→ **WHAT YOU NEED TO DO**
1) In the capital structure note below, rewrite the paragraph starting "(i) to facilitate the Stock Split" as a short bulleted list that keeps its main facts.
2) Write the next part of the capital structure note below, picking up after its final sentence.

→ **DOCUMENT EXCERPT**
.....
11. CAPITAL STRUCTURE

  In connection with the 1998 Offerings discussed in Note 4, the Company
effected a Recapitalization of its capital stock. Pursuant to the
Recapitalization, which has been given retroactive effect in the accompanying
consolidated financial statements, the following occurred:

  (i) to facilitate the Stock Split described below and future issuances of
capital stock, the total number of authorized shares of capital stock of the
Company was increased to one billion, consisting of 475,000,000 shares of
Class A Common Stock, 475,000,000 shares of Class B Common Stock and
50,000,000 shares of Preferred Stock, issuable in series;

  (ii) each of the existing shares of Common Stock was converted into one
share of Class B Common Stock, and the Class B Common Stock resulting from
that conversion was split on a 700-for-1 basis (the "Stock Split"), effected
as a stock dividend of 699 additional shares of Class B Common Stock for each
outstanding share; and

  (iii) immediately following the Stock Split, each of the existing shares of
Class A Preferred Stock and Class B Preferred Stock (collectively, the
"Existing Preferred Stock") was converted into that number of shares of Class
B Common Stock determined by dividing their redemption values ($103 and
$2,000, respectively) by the initial public offering price of $28 per share of
Class A Common Stock.

 Terms of Class A Common Stock and Class B Common Stock

  Each share of Class A Common Stock sold in the Offerings resulted from the
conversion of one share of Class B Common Stock concurrently with the
consummation of such sale. The holders of Common Stock are

                                     F-17

<PAGE>

                                STEELCASE INC.

            NOTES TO CONSOLIDATED FINANCIAL STATEMENTS--(CONTINUED)
generally entitled to vote as a single class on all matters upon which
shareholders have a right to vote, subject to the requirements of the
applicable laws and the rights of any series of Preferred Stock to a separate
class vote. Each share of Class A Common Stock entitles its holder to one
vote, and each share of Class B Common Stock entitles its holder to 10 votes.
.....
→ **DATA EXTRACT**
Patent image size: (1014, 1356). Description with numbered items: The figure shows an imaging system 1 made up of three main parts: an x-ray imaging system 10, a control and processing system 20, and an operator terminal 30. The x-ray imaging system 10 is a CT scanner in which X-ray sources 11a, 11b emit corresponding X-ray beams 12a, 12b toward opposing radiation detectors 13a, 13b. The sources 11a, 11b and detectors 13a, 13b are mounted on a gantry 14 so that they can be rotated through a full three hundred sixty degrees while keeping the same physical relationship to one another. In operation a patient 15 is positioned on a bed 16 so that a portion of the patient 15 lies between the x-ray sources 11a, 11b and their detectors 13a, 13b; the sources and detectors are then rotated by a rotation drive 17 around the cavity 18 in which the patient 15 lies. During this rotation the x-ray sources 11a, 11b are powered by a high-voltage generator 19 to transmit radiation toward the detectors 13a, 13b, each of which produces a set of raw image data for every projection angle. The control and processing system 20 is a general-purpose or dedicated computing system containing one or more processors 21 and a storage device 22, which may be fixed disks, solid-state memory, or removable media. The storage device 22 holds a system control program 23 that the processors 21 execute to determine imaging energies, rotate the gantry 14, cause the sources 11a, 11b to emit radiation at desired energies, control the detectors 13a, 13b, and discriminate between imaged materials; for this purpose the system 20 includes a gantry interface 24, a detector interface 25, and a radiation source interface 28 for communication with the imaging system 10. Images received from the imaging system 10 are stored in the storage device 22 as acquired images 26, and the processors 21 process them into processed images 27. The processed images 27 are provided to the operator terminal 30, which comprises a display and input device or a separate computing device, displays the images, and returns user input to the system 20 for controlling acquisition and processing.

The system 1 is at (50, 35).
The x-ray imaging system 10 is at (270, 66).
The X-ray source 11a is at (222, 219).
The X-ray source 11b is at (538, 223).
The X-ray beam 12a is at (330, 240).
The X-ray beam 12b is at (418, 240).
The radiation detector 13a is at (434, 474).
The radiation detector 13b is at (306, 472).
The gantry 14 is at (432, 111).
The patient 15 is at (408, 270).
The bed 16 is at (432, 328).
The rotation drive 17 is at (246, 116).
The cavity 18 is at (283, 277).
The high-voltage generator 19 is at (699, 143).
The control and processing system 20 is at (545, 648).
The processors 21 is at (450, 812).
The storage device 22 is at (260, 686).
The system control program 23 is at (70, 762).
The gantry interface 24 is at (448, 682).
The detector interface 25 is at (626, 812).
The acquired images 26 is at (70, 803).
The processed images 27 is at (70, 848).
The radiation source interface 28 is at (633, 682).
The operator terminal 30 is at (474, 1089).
.....
→ **FINAL RESULTS**
1)
- Purpose: to facilitate the Stock Split and future issuances of capital stock
- Total authorized shares of capital stock increased to one billion:
  - 475,000,000 shares of Class A Common Stock
  - 475,000,000 shares of Class B Common Stock
  - 50,000,000 shares of Preferred Stock, issuable in series

2)
The Class B Common Stock is convertible into Class A Common Stock on a share-
for-share basis (i) at the option of the holder thereof at any time, (ii) upon
transfer to a person or entity which is not a Permitted Transferee (as defined
in the Second Restated Articles of Incorporation), (iii) with respect to
shares of Class B Common Stock acquired after the Recapitalization, at such
time as a corporation, partnership, limited liability company, trust or
charitable organization ceases to be 100% controlled by Permitted Transferees
and (iv) on the date which the number of shares of Class B Common Stock
outstanding is less than 15% of the then outstanding shares of Common Stock
(without regard to voting rights).

  Except for the voting and conversion features, the terms of Class A Common
Stock and Class B Common Stock are generally similar. That is, the holders are
entitled to equal dividends when declared by the Board and generally will
receive the same per share consideration in the event of a merger, and be
treated on an equal per share basis in the event of a liquidation or winding
up of the Company. In addition, the Company is not entitled to issue
additional shares of Class B Common Stock, or issue options, rights or
warrants to subscribe for additional shares of Class B Common Stock, except
that the Company may make a pro rata offer to all holders of Common Stock of
rights to purchase additional shares of the class of Common Stock held by
them.

 Preferred Stock

  The Second Restated Articles of Incorporation authorize the Board, without
any vote or action by the shareholders, to create one or more series of
Preferred Stock up to the limit of the Company's authorized but unissued
shares of Preferred Stock and to fix the designations, preferences, rights,
qualifications, limitations and restrictions thereof, including the voting
rights, dividend rights, dividend rate, conversion rights, terms of redemption
(including sinking fund provisions), redemption price or prices, liquidation
preferences and the number of shares constituting any series.

12. STOCK INCENTIVE PLANS

  The Stock Incentive Plans for employees and affiliates of the Company
include the Steelcase Inc. Employee Stock Purchase Plan (the "Purchase Plan")
and the Steelcase Inc. Incentive Compensation Plan (the "Incentive
Compensation Plan").

 Employee Stock Purchase Plan

  The Company has reserved a maximum of 1,500,000 shares of Class A Common
Stock for use under the Purchase Plan, which is intended to qualify under
Section 423 of the Internal Revenue Code of 1986, as amended (the "Code").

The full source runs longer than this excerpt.